## BEGIN Records shown

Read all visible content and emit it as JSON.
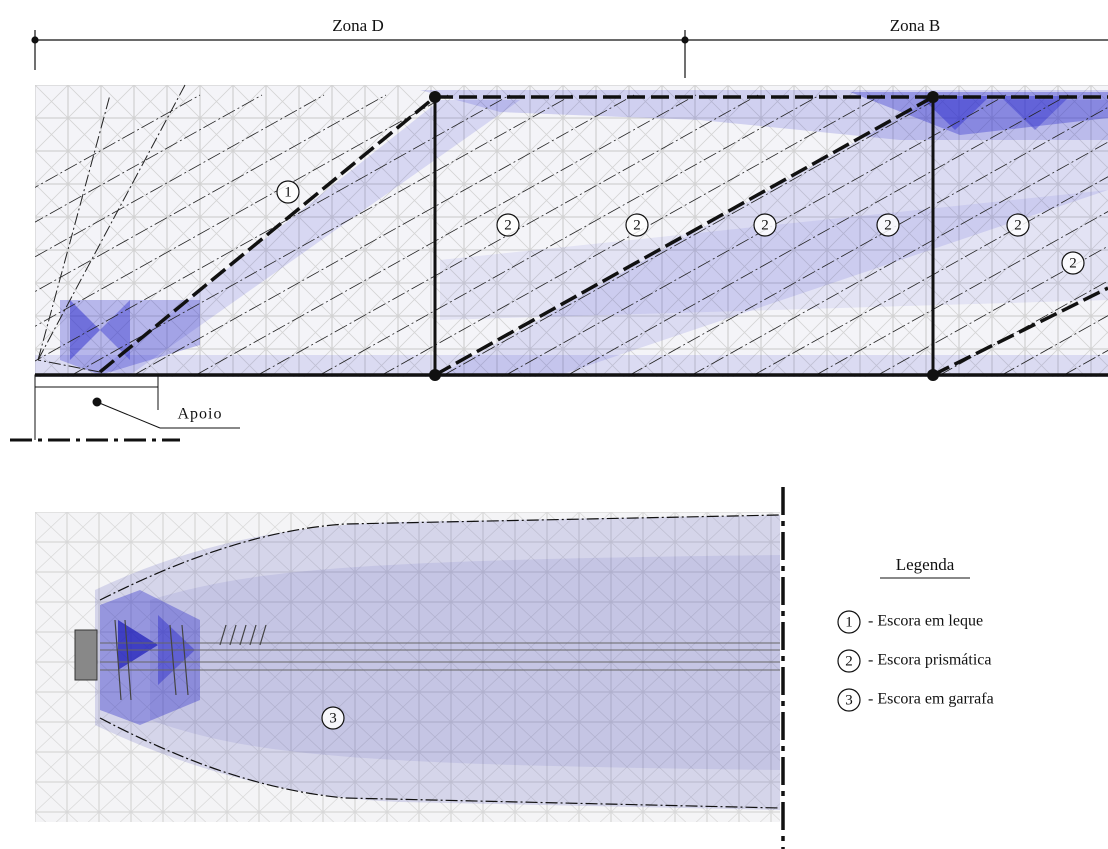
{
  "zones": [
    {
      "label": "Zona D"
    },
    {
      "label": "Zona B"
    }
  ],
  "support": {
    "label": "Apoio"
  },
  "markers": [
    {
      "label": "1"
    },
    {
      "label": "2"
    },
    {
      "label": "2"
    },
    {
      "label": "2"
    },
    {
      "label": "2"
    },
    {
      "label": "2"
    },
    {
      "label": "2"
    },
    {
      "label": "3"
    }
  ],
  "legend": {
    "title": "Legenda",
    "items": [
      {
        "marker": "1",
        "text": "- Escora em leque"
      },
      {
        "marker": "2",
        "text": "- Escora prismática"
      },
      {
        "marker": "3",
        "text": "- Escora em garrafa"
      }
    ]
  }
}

## END Records shown

What needs to be done ▸
Pictures excluded, quote all the data above exactly.

The solution ▸
Read all visible content and emit it as JSON.
{
  "zones": [
    {
      "label": "Zona D"
    },
    {
      "label": "Zona B"
    }
  ],
  "support": {
    "label": "Apoio"
  },
  "markers": [
    {
      "label": "1"
    },
    {
      "label": "2"
    },
    {
      "label": "2"
    },
    {
      "label": "2"
    },
    {
      "label": "2"
    },
    {
      "label": "2"
    },
    {
      "label": "2"
    },
    {
      "label": "3"
    }
  ],
  "legend": {
    "title": "Legenda",
    "items": [
      {
        "marker": "1",
        "text": "- Escora em leque"
      },
      {
        "marker": "2",
        "text": "- Escora prismática"
      },
      {
        "marker": "3",
        "text": "- Escora em garrafa"
      }
    ]
  }
}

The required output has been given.